● TO BE DONE
Output each entry exactly; skip nothing.

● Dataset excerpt
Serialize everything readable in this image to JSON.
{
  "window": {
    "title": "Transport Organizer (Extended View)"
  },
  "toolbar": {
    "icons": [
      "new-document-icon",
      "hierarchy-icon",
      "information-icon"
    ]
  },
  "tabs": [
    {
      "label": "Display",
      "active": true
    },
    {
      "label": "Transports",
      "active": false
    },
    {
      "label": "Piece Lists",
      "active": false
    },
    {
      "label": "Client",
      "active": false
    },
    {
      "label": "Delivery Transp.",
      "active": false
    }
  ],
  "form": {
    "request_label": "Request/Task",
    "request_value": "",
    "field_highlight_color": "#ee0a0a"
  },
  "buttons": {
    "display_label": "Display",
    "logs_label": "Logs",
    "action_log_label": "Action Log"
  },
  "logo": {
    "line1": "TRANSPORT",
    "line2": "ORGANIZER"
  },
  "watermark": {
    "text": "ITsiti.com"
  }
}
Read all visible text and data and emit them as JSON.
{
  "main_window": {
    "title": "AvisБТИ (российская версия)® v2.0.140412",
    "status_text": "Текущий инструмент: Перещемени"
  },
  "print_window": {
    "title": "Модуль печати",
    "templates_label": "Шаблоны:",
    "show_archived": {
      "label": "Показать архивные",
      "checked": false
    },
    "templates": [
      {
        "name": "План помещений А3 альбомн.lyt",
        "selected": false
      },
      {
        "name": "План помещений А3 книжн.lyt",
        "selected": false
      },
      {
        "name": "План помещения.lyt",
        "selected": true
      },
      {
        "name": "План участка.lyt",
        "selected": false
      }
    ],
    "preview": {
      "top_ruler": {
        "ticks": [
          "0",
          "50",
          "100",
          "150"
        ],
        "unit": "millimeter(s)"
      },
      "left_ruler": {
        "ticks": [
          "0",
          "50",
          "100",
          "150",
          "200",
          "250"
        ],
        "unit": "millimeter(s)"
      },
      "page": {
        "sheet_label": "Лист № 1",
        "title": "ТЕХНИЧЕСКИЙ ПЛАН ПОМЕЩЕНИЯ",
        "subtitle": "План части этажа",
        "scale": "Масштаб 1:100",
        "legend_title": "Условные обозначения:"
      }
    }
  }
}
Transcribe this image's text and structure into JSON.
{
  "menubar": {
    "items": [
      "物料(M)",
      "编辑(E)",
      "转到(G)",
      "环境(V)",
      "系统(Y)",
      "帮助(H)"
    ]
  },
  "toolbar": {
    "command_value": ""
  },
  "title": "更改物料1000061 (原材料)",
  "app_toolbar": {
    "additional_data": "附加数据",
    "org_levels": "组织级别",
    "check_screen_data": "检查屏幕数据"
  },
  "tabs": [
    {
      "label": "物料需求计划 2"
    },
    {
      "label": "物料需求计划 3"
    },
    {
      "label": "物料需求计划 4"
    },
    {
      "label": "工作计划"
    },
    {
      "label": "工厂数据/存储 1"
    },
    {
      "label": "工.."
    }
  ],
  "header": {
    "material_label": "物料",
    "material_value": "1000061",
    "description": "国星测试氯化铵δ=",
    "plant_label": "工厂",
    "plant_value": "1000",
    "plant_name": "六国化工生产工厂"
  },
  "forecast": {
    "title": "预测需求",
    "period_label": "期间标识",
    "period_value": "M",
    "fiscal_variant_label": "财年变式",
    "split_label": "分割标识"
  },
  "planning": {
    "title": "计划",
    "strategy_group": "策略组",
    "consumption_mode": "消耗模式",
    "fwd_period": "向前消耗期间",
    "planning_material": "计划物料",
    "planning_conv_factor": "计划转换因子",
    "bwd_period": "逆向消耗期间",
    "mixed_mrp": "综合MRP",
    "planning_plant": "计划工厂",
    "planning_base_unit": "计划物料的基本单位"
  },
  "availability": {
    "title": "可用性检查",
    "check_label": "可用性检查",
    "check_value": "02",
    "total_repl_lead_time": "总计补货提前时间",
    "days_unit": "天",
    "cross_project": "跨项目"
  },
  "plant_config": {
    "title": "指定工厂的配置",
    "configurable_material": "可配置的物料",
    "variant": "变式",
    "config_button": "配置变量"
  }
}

● OUTPUT
Serialize everything readable in this image to JSON.
{
  "window": {
    "title": "Transport Organizer (Extended View)"
  },
  "toolbar": {
    "icons": [
      "new-document-icon",
      "hierarchy-icon",
      "information-icon"
    ]
  },
  "tabs": [
    {
      "label": "Display",
      "active": true
    },
    {
      "label": "Transports",
      "active": false
    },
    {
      "label": "Piece Lists",
      "active": false
    },
    {
      "label": "Client",
      "active": false
    },
    {
      "label": "Delivery Transp.",
      "active": false
    }
  ],
  "form": {
    "request_label": "Request/Task",
    "request_value": "",
    "field_highlight_color": "#ee0a0a"
  },
  "buttons": {
    "display_label": "Display",
    "logs_label": "Logs",
    "action_log_label": "Action Log"
  },
  "logo": {
    "line1": "TRANSPORT",
    "line2": "ORGANIZER"
  },
  "watermark": {
    "text": "ITsiti.com"
  }
}
Read all visible text and data and emit them as JSON.
{
  "main_window": {
    "title": "AvisБТИ (российская версия)® v2.0.140412",
    "status_text": "Текущий инструмент: Перещемени"
  },
  "print_window": {
    "title": "Модуль печати",
    "templates_label": "Шаблоны:",
    "show_archived": {
      "label": "Показать архивные",
      "checked": false
    },
    "templates": [
      {
        "name": "План помещений А3 альбомн.lyt",
        "selected": false
      },
      {
        "name": "План помещений А3 книжн.lyt",
        "selected": false
      },
      {
        "name": "План помещения.lyt",
        "selected": true
      },
      {
        "name": "План участка.lyt",
        "selected": false
      }
    ],
    "preview": {
      "top_ruler": {
        "ticks": [
          "0",
          "50",
          "100",
          "150"
        ],
        "unit": "millimeter(s)"
      },
      "left_ruler": {
        "ticks": [
          "0",
          "50",
          "100",
          "150",
          "200",
          "250"
        ],
        "unit": "millimeter(s)"
      },
      "page": {
        "sheet_label": "Лист № 1",
        "title": "ТЕХНИЧЕСКИЙ ПЛАН ПОМЕЩЕНИЯ",
        "subtitle": "План части этажа",
        "scale": "Масштаб 1:100",
        "legend_title": "Условные обозначения:"
      }
    }
  }
}
Transcribe this image's text and structure into JSON.
{
  "menubar": {
    "items": [
      "物料(M)",
      "编辑(E)",
      "转到(G)",
      "环境(V)",
      "系统(Y)",
      "帮助(H)"
    ]
  },
  "toolbar": {
    "command_value": ""
  },
  "title": "更改物料1000061 (原材料)",
  "app_toolbar": {
    "additional_data": "附加数据",
    "org_levels": "组织级别",
    "check_screen_data": "检查屏幕数据"
  },
  "tabs": [
    {
      "label": "物料需求计划 2"
    },
    {
      "label": "物料需求计划 3"
    },
    {
      "label": "物料需求计划 4"
    },
    {
      "label": "工作计划"
    },
    {
      "label": "工厂数据/存储 1"
    },
    {
      "label": "工.."
    }
  ],
  "header": {
    "material_label": "物料",
    "material_value": "1000061",
    "description": "国星测试氯化铵δ=",
    "plant_label": "工厂",
    "plant_value": "1000",
    "plant_name": "六国化工生产工厂"
  },
  "forecast": {
    "title": "预测需求",
    "period_label": "期间标识",
    "period_value": "M",
    "fiscal_variant_label": "财年变式",
    "split_label": "分割标识"
  },
  "planning": {
    "title": "计划",
    "strategy_group": "策略组",
    "consumption_mode": "消耗模式",
    "fwd_period": "向前消耗期间",
    "planning_material": "计划物料",
    "planning_conv_factor": "计划转换因子",
    "bwd_period": "逆向消耗期间",
    "mixed_mrp": "综合MRP",
    "planning_plant": "计划工厂",
    "planning_base_unit": "计划物料的基本单位"
  },
  "availability": {
    "title": "可用性检查",
    "check_label": "可用性检查",
    "check_value": "02",
    "total_repl_lead_time": "总计补货提前时间",
    "days_unit": "天",
    "cross_project": "跨项目"
  },
  "plant_config": {
    "title": "指定工厂的配置",
    "configurable_material": "可配置的物料",
    "variant": "变式",
    "config_button": "配置变量"
  }
}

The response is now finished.